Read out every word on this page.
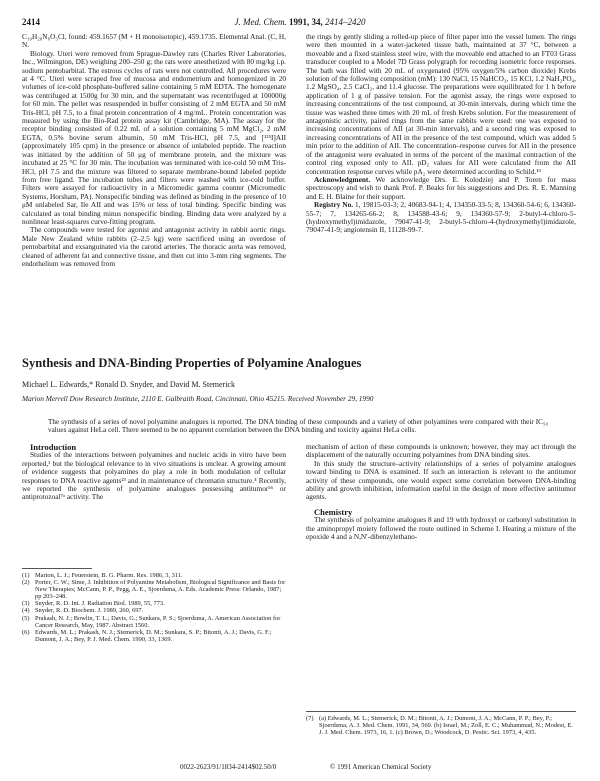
2414	J. Med. Chem. 1991, 34, 2414–2420

C₁₉H₂₈N₆O₃Cl, found: 459.1657 (M + H monoisotopic), 459.1735. Elemental Anal. (C, H, N.

Biology. Uteri were removed from Sprague-Dawley rats (Charles River Laboratories, Inc., Wilmington, DE) weighing 200–250 g; the rats were anesthetized with 80 mg/kg i.p. sodium pentobarbital. The estrous cycles of rats were not controlled. All procedures were at 4 °C. Uteri were scraped free of mucosa and endometrium and homogenized in 20 volumes of ice-cold phosphate-buffered saline containing 5 mM EDTA. The homogenate was centrifuged at 1500g for 30 min, and the supernatant was recentrifuged at 100000g for 60 min. The pellet was resuspended in buffer consisting of 2 mM EGTA and 50 mM Tris-HCl, pH 7.5, to a final protein concentration of 4 mg/mL. Protein concentration was measured by using the Bio-Rad protein assay kit (Cambridge, MA). The assay for the receptor binding consisted of 0.22 mL of a solution containing 5 mM MgCl₂, 2 mM EGTA, 0.5% bovine serum albumin, 50 mM Tris-HCl, pH 7.5, and [¹²⁵I]AII (approximately 105 cpm) in the presence or absence of unlabeled peptide. The reaction was initiated by the addition of 50 μg of membrane protein, and the mixture was incubated at 25 °C for 30 min. The incubation was terminated with ice-cold 50 mM Tris-HCl, pH 7.5 and the mixture was filtered to separate membrane-bound labeled peptide from free ligand. The incubation tubes and filters were washed with ice-cold buffer. Filters were assayed for radioactivity in a Micromedic gamma counter (Micromedic Systems, Horsham, PA). Nonspecific binding was defined as binding in the presence of 10 μM unlabeled Sar, Ile AII and was 15% or less of total binding. Specific binding was calculated as total binding minus nonspecific binding. Binding data were analyzed by a nonlinear least-squares curve-fitting program.

The compounds were tested for agonist and antagonist activity in rabbit aortic rings. Male New Zealand white rabbits (2–2.5 kg) were sacrificed using an overdose of pentobarbital and exsanguinated via the carotid arteries. The thoracic aorta was removed, cleaned of adherent fat and connective tissue, and then cut into 3-mm ring segments. The endothelium was removed from

the rings by gently sliding a rolled-up piece of filter paper into the vessel lumen. The rings were then mounted in a water-jacketed tissue bath, maintained at 37 °C, between a moveable and a fixed stainless steel wire, with the moveable end attached to an FT03 Grass transducer coupled to a Model 7D Grass polygraph for recording isometric force responses. The bath was filled with 20 mL of oxygenated (95% oxygen/5% carbon dioxide) Krebs solution of the following composition (mM): 130 NaCl, 15 NaHCO₃, 15 KCl, 1.2 NaH₂PO₄, 1.2 MgSO₄, 2.5 CaCl₂, and 11.4 glucose. The preparations were equilibrated for 1 h before application of 1 g of passive tension. For the agonist assay, the rings were exposed to increasing concentrations of the test compound, at 30-min intervals, during which time the tissue was washed three times with 20 mL of fresh Krebs solution. For the measurement of antagonistic activity, paired rings from the same rabbits were used: one was exposed to increasing concentrations of AII (at 30-min intervals), and a second ring was exposed to increasing concentrations of AII in the presence of the test compound, which was added 5 min prior to the addition of AII. The concentration–response curves for AII in the presence of the antagonist were evaluated in terms of the percent of the maximal contraction of the control ring exposed only to AII. pD₂ values for AII were calculated from the AII concentration response curves while pA₂ were determined according to Schild.¹³

Acknowledgment. We acknowledge Drs. E. Kolodziej and P. Toren for mass spectroscopy and wish to thank Prof. P. Beaks for his suggestions and Drs. R. E. Manning and E. H. Blaine for their support.

Registry No. 1, 19815-03-3; 2, 40683-94-1; 4, 134350-33-5; 8, 134360-54-6; 6, 134360-55-7; 7, 134265-66-2; 8, 134588-43-6; 9, 134360-57-9; 2-butyl-4-chloro-5-(hydroxymethyl)imidazole, 79047-41-9; 2-butyl-5-chloro-4-(hydroxymethyl)imidazole, 79047-41-9; angiotensin II, 11128-99-7.

Synthesis and DNA-Binding Properties of Polyamine Analogues
Michael L. Edwards,* Ronald D. Snyder, and David M. Stemerick
Marion Merrell Dow Research Institute, 2110 E. Galbraith Road, Cincinnati, Ohio 45215. Received November 29, 1990
The synthesis of a series of novel polyamine analogues is reported. The DNA binding of these compounds and a variety of other polyamines were compared with their IC₅₀ values against HeLa cell. There seemed to be no apparent correlation between the DNA binding and toxicity against HeLa cells.

Introduction

Studies of the interactions between polyamines and nucleic acids in vitro have been reported,¹ but the biological relevance to in vivo situations is unclear. A growing amount of evidence suggests that polyamines do play a role in both modulation of cellular responses to DNA reactive agents²³ and in maintenance of chromatin structure.⁴ Recently, we reported the synthesis of polyamine analogues possessing antitumor⁵⁶ or antiprotozoal⁷ᵃ activity. The

mechanism of action of these compounds is unknown; however, they may act through the displacement of the naturally occurring polyamines from DNA binding sites.

In this study the structure–activity relationships of a series of polyamine analogues toward binding to DNA is examined. If such an interaction is relevant to the antitumor activity of these compounds, one would expect some correlation between DNA-binding ability and growth inhibition, information useful in the design of more effective antitumor agents.

Chemistry

The synthesis of polyamine analogues 8 and 19 with hydroxyl or carbonyl substitution in the aminopropyl moiety followed the route outlined in Scheme I. Heating a mixture of the epoxide 4 and a N,N′-dibenzylethano-

(1) Marton, L. J.; Feuerstein, B. G. Pharm. Res. 1986, 3, 311.
(2) Porter, C. W.; Sime, J. Inhibition of Polyamine Metabolism, Biological Significance and Basis for New Therapies; McCann, P. P., Pegg, A. E., Sjoerdsma, A. Eds. Academic Press: Orlando, 1987; pp 203–248.
(3) Snyder, R. D. Int. J. Radiation Biol. 1989, 55, 773.
(4) Snyder, R. D. Biochem. J. 1989, 260, 697.
(5) Prakash, N. J.; Bowlin, T. L.; Davis, G.; Sunkara, P. S.; Sjoerdsma, A. American Association for Cancer Research, May, 1987. Abstract 1560.
(6) Edwards, M. L.; Prakash, N. J.; Stemerick, D. M.; Sunkara, S. P.; Bitonti, A. J.; Davis, G. F.; Dumont, J. A.; Bey, P. J. Med. Chem. 1990, 33, 1369.
(7) (a) Edwards, M. L.; Stemerick, D. M.; Bitonti, A. J.; Dumont, J. A.; McCann, P. P.; Bey, P.; Sjoerdsma, A. J. Med. Chem. 1991, 34, 569. (b) Israel, M.; Zoll, E. C.; Muhammad, N.; Modest, E. J. J. Med. Chem. 1973, 16, 1. (c) Brown, D.; Woodcock, D. Pestic. Sci. 1973, 4, 435.
0022-2623/91/1834-2414$02.50/0	© 1991 American Chemical Society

• • • • •

The task: Please go over the data above and copy each line with "Snyder" in it.

Exercise output:
Michael L. Edwards,* Ronald D. Snyder, and David M. Stemerick
(3) Snyder, R. D. Int. J. Radiation Biol. 1989, 55, 773.
(4) Snyder, R. D. Biochem. J. 1989, 260, 697.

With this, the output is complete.